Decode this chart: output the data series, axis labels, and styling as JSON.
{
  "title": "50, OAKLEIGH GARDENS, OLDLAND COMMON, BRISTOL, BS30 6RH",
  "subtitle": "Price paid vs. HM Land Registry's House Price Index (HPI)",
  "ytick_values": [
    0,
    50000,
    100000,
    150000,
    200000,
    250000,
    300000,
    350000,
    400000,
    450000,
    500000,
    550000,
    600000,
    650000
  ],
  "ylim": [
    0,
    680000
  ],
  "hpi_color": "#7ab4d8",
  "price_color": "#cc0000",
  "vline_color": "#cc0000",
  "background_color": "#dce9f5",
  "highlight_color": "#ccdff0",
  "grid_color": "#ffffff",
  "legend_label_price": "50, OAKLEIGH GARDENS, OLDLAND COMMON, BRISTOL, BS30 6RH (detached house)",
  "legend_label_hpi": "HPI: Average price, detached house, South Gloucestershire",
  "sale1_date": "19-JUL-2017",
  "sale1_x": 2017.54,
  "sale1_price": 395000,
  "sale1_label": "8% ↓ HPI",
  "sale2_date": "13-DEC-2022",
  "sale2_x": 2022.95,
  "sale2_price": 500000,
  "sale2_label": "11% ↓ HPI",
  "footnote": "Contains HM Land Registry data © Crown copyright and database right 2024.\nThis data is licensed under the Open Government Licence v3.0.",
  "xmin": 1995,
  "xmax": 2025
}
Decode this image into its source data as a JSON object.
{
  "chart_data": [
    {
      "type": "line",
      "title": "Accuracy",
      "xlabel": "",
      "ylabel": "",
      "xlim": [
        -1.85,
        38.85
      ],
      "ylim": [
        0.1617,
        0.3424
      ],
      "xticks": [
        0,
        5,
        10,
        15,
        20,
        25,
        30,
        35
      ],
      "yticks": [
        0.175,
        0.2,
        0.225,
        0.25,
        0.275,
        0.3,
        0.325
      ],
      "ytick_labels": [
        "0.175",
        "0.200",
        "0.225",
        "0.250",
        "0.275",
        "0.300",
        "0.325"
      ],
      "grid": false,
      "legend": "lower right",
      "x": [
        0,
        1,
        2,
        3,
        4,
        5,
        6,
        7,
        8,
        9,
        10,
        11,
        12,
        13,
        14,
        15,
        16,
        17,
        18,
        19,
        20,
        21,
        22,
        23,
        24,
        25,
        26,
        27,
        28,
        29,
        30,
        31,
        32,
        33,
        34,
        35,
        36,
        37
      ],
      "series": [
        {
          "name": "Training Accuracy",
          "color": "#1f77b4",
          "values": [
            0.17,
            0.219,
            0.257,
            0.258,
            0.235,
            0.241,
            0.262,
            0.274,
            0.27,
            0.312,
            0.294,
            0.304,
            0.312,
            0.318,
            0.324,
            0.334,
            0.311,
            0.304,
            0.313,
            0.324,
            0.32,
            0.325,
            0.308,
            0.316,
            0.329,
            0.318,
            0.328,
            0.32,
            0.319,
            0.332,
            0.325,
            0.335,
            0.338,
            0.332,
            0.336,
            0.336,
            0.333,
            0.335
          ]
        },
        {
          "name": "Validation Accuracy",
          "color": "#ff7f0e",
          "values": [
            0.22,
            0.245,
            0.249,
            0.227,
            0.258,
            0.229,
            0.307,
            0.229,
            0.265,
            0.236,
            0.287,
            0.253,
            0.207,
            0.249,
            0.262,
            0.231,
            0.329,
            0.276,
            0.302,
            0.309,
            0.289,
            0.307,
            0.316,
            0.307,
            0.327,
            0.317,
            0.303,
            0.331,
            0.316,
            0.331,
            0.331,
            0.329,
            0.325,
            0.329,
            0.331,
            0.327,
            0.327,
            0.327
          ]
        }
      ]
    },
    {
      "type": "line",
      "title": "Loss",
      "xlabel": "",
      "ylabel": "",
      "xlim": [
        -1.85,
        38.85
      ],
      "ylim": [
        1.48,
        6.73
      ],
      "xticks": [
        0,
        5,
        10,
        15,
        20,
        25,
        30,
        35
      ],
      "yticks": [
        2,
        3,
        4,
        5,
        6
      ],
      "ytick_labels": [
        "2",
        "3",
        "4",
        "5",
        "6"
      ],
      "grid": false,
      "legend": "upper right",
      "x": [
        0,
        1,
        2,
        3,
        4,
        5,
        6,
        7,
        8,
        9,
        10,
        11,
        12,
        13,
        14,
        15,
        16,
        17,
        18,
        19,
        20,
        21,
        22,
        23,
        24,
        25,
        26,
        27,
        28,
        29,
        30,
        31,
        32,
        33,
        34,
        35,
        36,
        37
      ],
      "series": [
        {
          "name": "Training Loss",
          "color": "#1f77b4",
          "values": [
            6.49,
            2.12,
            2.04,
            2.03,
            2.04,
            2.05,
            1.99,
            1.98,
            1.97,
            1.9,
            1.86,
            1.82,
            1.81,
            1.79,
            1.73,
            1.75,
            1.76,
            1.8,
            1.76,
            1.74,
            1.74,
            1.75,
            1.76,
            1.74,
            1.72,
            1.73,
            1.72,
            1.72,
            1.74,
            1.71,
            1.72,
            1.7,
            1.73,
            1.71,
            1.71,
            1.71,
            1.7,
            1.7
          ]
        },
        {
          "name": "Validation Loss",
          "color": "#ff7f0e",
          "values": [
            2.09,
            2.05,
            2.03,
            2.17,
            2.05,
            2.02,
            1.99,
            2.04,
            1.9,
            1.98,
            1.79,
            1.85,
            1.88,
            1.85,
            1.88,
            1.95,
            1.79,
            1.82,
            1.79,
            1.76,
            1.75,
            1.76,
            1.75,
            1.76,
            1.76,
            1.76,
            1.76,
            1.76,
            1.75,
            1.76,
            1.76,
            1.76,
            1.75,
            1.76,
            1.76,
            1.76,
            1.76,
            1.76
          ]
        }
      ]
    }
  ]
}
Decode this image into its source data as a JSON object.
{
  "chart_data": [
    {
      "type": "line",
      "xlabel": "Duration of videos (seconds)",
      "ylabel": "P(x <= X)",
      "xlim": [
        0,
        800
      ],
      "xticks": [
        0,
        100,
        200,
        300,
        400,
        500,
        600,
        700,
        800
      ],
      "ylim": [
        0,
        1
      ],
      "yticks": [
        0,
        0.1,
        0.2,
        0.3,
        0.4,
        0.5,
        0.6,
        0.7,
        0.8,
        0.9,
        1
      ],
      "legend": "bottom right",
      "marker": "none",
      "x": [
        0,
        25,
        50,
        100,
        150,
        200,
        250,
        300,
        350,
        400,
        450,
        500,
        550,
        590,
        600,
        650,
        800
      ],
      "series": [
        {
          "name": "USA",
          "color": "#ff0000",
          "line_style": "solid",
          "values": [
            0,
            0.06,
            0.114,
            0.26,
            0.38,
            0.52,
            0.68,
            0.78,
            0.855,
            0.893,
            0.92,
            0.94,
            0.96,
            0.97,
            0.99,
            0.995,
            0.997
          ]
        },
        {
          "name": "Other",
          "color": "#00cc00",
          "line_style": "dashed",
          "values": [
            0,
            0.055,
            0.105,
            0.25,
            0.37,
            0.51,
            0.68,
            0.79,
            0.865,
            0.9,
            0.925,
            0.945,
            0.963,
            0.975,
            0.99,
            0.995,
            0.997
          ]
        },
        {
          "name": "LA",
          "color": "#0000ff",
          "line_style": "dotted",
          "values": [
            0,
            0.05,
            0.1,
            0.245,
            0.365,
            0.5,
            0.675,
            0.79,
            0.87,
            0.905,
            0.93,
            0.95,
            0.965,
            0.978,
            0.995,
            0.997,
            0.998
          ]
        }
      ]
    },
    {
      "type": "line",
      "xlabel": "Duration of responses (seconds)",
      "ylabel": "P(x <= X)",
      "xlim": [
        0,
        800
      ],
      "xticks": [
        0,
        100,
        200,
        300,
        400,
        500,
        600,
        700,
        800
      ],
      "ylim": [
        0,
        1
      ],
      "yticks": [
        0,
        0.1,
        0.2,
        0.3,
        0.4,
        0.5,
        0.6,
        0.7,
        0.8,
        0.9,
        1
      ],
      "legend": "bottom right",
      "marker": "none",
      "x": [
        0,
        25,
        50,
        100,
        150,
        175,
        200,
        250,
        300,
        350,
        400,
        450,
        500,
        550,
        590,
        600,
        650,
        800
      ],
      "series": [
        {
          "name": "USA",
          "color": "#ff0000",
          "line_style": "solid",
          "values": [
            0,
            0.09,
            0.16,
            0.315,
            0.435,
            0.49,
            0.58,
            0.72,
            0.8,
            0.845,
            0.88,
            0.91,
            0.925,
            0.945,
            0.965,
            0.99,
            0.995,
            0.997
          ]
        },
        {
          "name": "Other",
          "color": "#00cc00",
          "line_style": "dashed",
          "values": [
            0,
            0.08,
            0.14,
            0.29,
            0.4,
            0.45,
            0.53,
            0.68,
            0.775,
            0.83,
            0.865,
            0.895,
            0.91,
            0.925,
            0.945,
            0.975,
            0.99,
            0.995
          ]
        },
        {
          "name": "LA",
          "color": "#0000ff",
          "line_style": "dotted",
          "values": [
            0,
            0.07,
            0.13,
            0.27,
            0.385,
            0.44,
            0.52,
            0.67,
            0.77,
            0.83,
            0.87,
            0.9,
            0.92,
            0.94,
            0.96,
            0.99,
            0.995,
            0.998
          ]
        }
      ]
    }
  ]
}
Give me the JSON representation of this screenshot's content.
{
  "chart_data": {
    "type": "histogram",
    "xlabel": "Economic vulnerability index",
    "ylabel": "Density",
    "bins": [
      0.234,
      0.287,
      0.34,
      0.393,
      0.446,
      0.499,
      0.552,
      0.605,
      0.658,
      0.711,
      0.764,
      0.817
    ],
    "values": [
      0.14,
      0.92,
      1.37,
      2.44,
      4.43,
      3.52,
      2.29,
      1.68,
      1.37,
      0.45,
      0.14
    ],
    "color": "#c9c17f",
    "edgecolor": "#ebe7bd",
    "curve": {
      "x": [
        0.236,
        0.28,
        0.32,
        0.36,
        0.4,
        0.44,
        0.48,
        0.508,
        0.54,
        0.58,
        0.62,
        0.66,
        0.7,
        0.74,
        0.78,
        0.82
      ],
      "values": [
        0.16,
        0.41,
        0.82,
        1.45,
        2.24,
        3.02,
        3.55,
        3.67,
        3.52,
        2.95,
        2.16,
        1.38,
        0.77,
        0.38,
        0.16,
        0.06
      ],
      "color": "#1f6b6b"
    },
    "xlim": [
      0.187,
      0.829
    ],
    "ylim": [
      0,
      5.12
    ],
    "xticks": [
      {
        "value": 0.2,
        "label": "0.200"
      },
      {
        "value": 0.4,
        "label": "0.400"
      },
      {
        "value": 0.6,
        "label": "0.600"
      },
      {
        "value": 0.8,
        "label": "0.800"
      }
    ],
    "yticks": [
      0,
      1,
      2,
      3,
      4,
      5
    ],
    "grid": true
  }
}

========

Where a line in the entries holds "OAKLEIGH", copy that line.

* _Solved problem_
  "title": "50, OAKLEIGH GARDENS, OLDLAND COMMON, BRISTOL, BS30 6RH",
  "legend_label_price": "50, OAKLEIGH GARDENS, OLDLAND COMMON, BRISTOL, BS30 6RH (detached house)",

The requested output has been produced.